Problem | Continue the passage on alternative fiber sources for tissue making, starting after its final sentence.

Excerpted passage |
►

A major problem affecting pulp and paper industry worldwide is the increasing cost of suitable wood fiber. Consequently, the tissue industry is always searching for alternative low-cost fiber species for sustainable manufacturing. Also environmental groups and consumers who prefer to use green products have advocated for the use of non-wood fibers as being more environmentally friendly than wood fibers. In order to reduce the reliance on commodity wood pulp, the use of recycled fibers can be a partial solution, but the use of recycled fibers in tissue products is technically limited by the end product quality acceptable to users.
As an alternative, certain non-wood fibers, such as field crop fibers or agricultural residues, are considered as being more sustainable. Examples includes kenaf, flax, bamboo, cotton, jute, hemp, sisal, bagasse, corn stover, rice straw, wheat straw, hersperaloe, switchgrass, and the like. Non-wood fibers are believed to account for about 5 to 10 percent of global pulp production, but are limited for a variety of reasons, including seasonal availability, problems with chemical recovery, brightness of the pulp, silica content, etc. In addition, all land based plants still contain substantial quantities of lignin. Significant energy and chemical input is required to remove lignin in order to get fibers suitable for most paper making.
As a further alternative, algae biomass has been proposed as an alternative fiber source and has several advantages. In particular, algae biomass has no lignin and is known to grow faster and provide a higher yield in comparison to fibers harvested from trees. Similarly to trees, algae are efficient in utilizing carbon dioxide in order to abate air pollution and global warming. Algae are also increasingly being used to reduce excessive nutrients in water due to uncontrolled releases of pollutants from industry and human activities. In addition, algae cultivation does not compete for land usage. Over the years, different kinds of algae have been adapted for a variety of industrial applications. For instance, adsorbent materials comprising microalgae, such as Chlorella or Spirulina, are adapted to remove toxins and odor in cigarette smoke and air, or using brown algae to remove heavy metals from wastewater with absorbent particle sizes varied from 500 μm˜2 mm. Others have used the microalgae Chlorella, in combination with a consortium of prokaryptic microorganisms, to effectively purify wastewater effluent streams using a photobioreactor. Researchers have developed methods to identify algae species and compositions that are effective for lipid production, wastewater and air remediation, or biomass production.
Recent work in adapting microalgae for industrial uses have concentrated on their refinement as biofuels, which is an outgrowth of increasingly limited fossil fuel resources and relative high cost of petroleum. Biomeal, a leftover waste material from the microalgae to biofuel processing, is normally used for animal feeds. (See, e.g., U.S. Pat. No. 6,338,866 and International Patent Publication No. WO 01/60166 to Criggall et al., which developed methods to manufacture pet or animal foods using such a waste product which includes the cell carcasses that remain after one or more essential fatty acids such as docosahexaenoic acid (DHA) have been extracted from lysed algae cells such as Crypthecodinium cohnii; WO Publication No. 2008/039911 to Lo et al. provides a method of optimizing pet food palatable components comprising algal biomeal.)

◄

Stored data |
►

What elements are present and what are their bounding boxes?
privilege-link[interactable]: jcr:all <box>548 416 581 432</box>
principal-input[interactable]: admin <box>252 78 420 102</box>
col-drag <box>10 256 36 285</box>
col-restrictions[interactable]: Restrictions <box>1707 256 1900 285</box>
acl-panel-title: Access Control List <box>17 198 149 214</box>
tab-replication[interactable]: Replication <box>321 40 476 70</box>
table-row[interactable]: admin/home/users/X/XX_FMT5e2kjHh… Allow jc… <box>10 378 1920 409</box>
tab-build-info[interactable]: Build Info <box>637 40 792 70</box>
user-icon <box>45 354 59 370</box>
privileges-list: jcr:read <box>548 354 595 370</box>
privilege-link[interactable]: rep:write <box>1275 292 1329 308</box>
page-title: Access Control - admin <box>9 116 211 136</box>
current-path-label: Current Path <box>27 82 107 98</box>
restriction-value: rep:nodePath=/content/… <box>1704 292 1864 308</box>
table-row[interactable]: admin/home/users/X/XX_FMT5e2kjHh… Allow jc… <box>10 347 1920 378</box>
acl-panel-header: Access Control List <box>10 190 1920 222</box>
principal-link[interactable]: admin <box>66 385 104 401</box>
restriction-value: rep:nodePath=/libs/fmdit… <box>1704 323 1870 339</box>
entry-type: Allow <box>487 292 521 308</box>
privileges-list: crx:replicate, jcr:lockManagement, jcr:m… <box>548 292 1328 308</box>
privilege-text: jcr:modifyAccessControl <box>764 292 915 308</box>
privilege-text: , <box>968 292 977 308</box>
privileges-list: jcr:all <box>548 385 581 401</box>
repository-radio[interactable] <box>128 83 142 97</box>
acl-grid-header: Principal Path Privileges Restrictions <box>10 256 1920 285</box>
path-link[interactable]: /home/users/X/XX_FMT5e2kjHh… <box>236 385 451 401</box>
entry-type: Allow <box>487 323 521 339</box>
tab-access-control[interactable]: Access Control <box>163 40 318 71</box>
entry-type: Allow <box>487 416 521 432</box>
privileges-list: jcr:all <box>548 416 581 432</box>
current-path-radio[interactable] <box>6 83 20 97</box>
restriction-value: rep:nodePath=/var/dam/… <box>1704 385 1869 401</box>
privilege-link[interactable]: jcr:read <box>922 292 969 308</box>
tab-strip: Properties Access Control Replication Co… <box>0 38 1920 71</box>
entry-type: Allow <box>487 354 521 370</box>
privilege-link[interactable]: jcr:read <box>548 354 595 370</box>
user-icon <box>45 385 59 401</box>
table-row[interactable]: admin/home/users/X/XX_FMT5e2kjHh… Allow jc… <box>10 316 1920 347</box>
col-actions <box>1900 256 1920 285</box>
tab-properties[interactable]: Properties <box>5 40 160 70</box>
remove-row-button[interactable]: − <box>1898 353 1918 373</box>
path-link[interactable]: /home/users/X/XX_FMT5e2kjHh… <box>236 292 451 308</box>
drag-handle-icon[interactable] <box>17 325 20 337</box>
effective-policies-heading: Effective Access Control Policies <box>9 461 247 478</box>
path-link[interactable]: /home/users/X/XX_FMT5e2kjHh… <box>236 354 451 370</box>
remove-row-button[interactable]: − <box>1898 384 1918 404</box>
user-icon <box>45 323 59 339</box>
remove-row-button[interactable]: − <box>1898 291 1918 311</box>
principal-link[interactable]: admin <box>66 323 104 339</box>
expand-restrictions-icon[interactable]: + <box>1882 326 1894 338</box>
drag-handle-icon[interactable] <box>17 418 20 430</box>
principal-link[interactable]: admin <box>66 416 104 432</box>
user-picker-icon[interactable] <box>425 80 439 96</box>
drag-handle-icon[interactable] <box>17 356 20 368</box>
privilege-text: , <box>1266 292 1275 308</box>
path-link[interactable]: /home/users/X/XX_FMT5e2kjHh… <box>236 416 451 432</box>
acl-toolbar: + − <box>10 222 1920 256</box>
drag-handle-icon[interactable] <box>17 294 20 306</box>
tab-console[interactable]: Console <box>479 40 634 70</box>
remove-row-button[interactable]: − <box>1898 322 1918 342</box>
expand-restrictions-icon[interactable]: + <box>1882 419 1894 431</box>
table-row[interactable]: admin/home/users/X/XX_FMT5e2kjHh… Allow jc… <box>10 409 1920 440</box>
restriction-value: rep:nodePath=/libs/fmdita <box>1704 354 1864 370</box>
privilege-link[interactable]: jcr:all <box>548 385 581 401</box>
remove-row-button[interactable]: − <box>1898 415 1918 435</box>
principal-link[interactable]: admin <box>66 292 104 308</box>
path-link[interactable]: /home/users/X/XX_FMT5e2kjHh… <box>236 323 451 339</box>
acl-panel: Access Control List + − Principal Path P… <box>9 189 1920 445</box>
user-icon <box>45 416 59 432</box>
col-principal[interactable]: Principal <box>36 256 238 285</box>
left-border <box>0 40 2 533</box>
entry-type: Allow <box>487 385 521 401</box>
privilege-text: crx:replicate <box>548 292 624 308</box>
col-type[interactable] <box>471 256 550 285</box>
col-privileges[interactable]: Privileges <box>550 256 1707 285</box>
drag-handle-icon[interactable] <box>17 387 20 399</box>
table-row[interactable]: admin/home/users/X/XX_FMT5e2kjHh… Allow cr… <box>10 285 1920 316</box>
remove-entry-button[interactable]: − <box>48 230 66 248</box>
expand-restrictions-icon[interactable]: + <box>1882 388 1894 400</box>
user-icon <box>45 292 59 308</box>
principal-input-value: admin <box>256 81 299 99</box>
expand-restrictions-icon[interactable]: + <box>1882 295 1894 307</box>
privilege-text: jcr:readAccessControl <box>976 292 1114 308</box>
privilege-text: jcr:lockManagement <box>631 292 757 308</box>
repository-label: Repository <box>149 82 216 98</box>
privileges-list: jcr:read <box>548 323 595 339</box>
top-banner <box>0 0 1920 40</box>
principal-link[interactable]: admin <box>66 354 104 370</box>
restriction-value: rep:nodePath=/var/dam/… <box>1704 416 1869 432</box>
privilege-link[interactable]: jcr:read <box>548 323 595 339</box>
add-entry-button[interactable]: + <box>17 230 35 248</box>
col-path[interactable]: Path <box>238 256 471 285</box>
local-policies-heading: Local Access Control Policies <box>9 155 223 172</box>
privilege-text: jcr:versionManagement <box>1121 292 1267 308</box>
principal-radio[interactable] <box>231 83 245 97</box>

◄

Exercise response |
In many cases, biomeal from microalgae biomass processing is treated as a waste and disposed of in landfills or compost piles. Therefore, a value-added utilization of the microalgae biomass will be a very attractive approach. Activities in microalgae production and utilization will increase in the future because there is a need to reduce global warming and clean up wastewater effluent. On the other hand, petroleum-based oil products that predominate in the energy market today are not sustainable. As a result, it is expected that there is a large amount of microalgae to be used for biofuel refining processes described in U.S. Patent Application Publication Nos. 2008/0155888 to Vick et al. and 2008/0090284 to Hazlebeck et al. Biomeal or a leftover material from microalgae to biofuel refining processes will be abundantly available because the estimated microalgal meal as a byproduct is 0.77 pound for every pound of microalgae processed for oil. Therefore, effective utilization of such a waste material for use in tissue products manufacturing becomes important to any business that is currently depending on petroleum as a feedstock.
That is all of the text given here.